SHORT TASK
In the listing below, copy out the stretch from the line containing "cell-waist-inch-l: 28.74-30.31 bbox=[441, 411, 528, 450]" through the line containing "size-chart-footnote: *Size: Asian", with both of those lines included. Reproduce each line character for character and nothing else.

▬▬▬▬▬▬

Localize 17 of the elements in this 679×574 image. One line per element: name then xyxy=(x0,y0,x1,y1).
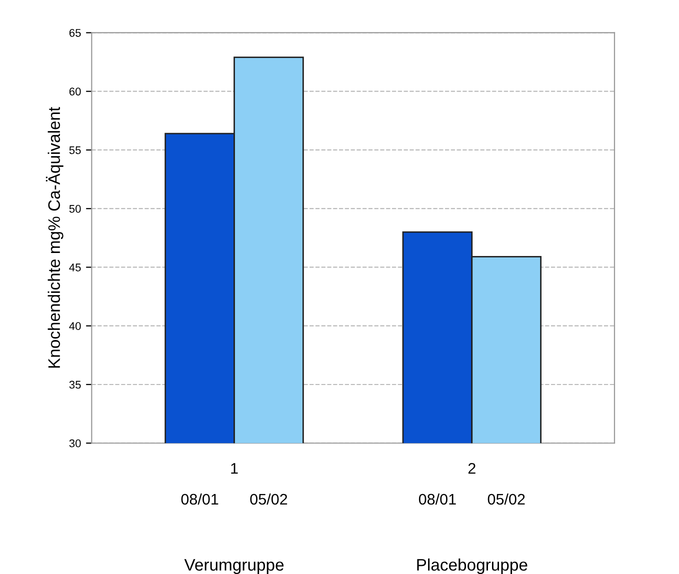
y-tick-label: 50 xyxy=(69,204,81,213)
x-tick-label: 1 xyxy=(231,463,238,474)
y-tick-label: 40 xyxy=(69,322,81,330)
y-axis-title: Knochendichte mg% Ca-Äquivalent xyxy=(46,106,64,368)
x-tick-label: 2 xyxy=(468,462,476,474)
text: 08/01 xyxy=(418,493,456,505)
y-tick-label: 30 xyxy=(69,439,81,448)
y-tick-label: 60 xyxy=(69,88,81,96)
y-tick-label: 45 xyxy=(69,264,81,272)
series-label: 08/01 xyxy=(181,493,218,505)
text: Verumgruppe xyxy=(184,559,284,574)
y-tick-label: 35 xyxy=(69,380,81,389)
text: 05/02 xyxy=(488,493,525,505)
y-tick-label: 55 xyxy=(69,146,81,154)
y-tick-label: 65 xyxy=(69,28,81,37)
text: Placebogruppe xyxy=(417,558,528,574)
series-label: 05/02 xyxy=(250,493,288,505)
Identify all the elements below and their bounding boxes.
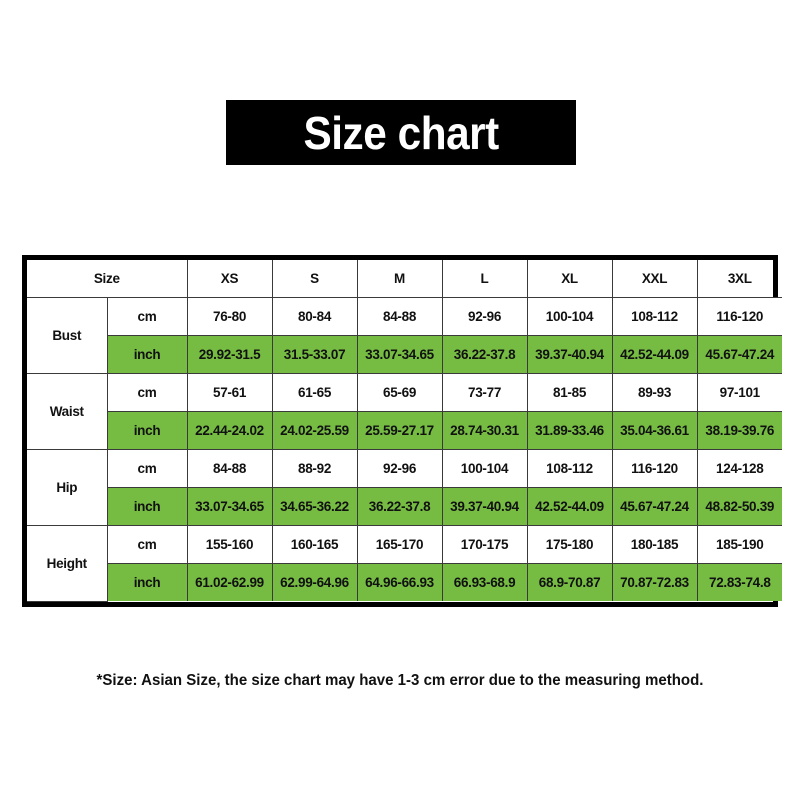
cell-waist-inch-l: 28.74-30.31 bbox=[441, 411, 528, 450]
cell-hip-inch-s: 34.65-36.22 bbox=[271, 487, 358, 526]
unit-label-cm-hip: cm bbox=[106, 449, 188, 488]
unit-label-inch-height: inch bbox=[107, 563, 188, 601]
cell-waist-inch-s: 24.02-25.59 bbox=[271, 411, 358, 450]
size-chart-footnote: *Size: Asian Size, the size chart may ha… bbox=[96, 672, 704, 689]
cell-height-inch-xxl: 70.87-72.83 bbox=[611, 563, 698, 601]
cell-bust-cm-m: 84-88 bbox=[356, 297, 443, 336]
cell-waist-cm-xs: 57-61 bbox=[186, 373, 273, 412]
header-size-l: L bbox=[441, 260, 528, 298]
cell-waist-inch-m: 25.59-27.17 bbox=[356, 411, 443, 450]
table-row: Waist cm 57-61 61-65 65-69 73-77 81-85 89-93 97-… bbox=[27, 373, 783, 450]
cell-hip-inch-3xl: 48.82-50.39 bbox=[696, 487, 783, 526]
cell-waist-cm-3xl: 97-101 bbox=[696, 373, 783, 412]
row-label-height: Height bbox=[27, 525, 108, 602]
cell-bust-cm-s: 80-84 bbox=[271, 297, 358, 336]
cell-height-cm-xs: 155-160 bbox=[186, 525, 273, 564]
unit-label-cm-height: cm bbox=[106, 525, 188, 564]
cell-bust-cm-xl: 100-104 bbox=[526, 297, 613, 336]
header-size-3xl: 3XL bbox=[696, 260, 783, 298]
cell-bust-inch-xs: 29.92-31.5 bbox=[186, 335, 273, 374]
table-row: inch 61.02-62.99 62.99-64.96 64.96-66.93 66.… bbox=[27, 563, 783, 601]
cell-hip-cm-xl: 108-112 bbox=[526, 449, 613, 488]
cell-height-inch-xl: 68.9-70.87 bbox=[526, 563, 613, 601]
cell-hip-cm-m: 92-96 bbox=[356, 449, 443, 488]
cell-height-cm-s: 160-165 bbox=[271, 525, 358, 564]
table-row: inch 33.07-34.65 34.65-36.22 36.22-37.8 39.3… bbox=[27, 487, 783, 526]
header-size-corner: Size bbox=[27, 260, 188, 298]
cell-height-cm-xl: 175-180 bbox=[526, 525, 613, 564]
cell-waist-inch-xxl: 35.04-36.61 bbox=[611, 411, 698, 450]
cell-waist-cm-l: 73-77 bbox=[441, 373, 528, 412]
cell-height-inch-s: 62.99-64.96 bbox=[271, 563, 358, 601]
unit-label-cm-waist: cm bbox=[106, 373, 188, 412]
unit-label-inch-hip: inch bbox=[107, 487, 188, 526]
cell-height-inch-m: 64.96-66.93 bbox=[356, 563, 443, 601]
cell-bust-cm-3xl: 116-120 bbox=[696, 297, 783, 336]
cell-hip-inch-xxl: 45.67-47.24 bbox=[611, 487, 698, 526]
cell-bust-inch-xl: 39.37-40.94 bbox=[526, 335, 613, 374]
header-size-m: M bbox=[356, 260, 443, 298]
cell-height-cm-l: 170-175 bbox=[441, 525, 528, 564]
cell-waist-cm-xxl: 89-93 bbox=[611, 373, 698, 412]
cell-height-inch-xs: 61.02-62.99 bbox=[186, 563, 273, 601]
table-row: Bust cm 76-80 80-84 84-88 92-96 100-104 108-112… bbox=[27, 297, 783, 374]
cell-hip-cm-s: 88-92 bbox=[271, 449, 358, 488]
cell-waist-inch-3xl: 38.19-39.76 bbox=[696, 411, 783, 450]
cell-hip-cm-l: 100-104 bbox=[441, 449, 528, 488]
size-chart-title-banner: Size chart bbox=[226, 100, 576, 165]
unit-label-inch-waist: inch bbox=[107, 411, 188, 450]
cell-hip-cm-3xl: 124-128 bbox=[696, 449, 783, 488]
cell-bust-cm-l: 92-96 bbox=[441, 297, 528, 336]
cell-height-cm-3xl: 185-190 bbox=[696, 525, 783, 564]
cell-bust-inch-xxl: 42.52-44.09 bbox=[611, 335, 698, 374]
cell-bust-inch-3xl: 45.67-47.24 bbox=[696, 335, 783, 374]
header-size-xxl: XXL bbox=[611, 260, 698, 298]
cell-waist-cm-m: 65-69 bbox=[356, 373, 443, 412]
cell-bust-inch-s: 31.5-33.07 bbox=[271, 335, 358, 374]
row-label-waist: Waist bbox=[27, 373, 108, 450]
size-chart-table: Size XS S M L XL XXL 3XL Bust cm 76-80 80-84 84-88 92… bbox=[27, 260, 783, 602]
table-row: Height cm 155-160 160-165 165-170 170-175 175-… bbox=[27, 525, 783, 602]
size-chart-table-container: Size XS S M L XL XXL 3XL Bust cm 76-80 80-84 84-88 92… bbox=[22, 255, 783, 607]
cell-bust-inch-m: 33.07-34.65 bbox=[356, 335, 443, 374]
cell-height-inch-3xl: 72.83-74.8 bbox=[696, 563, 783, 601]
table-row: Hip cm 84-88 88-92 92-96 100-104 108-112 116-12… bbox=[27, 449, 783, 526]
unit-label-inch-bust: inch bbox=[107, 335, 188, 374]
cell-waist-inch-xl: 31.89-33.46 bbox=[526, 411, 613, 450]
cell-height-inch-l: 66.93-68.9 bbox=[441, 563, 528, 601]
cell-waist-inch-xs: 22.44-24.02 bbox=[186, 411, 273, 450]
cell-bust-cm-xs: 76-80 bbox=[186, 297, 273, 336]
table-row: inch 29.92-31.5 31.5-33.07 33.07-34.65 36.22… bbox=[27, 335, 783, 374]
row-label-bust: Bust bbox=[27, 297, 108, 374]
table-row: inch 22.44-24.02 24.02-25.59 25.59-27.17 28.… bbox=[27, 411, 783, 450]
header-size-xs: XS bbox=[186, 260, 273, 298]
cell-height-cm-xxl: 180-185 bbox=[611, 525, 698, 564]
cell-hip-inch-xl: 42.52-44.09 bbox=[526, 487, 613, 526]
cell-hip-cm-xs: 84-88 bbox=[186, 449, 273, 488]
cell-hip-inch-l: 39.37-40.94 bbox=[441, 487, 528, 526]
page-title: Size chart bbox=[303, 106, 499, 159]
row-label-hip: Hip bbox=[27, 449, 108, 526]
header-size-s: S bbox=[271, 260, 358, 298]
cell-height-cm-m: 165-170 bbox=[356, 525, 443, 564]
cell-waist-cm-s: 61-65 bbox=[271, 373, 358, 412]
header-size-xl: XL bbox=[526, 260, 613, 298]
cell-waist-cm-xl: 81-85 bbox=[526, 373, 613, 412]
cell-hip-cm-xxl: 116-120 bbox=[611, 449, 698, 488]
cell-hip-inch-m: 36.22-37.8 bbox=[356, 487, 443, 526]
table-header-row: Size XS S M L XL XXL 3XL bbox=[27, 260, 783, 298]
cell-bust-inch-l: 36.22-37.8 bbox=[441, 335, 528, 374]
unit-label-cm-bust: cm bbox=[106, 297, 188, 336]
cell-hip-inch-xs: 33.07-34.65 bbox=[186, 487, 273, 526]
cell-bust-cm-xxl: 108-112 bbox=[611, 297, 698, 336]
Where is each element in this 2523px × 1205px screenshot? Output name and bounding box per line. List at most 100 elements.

▬▬▬▬▬▬

EXERCISE OUTPUT
cell-waist-inch-l: 28.74-30.31 bbox=[441, 411, 528, 450]
cell-hip-inch-s: 34.65-36.22 bbox=[271, 487, 358, 526]
unit-label-cm-hip: cm bbox=[106, 449, 188, 488]
unit-label-inch-height: inch bbox=[107, 563, 188, 601]
cell-waist-inch-s: 24.02-25.59 bbox=[271, 411, 358, 450]
size-chart-footnote: *Size: Asian Size, the size chart may ha… bbox=[96, 672, 704, 689]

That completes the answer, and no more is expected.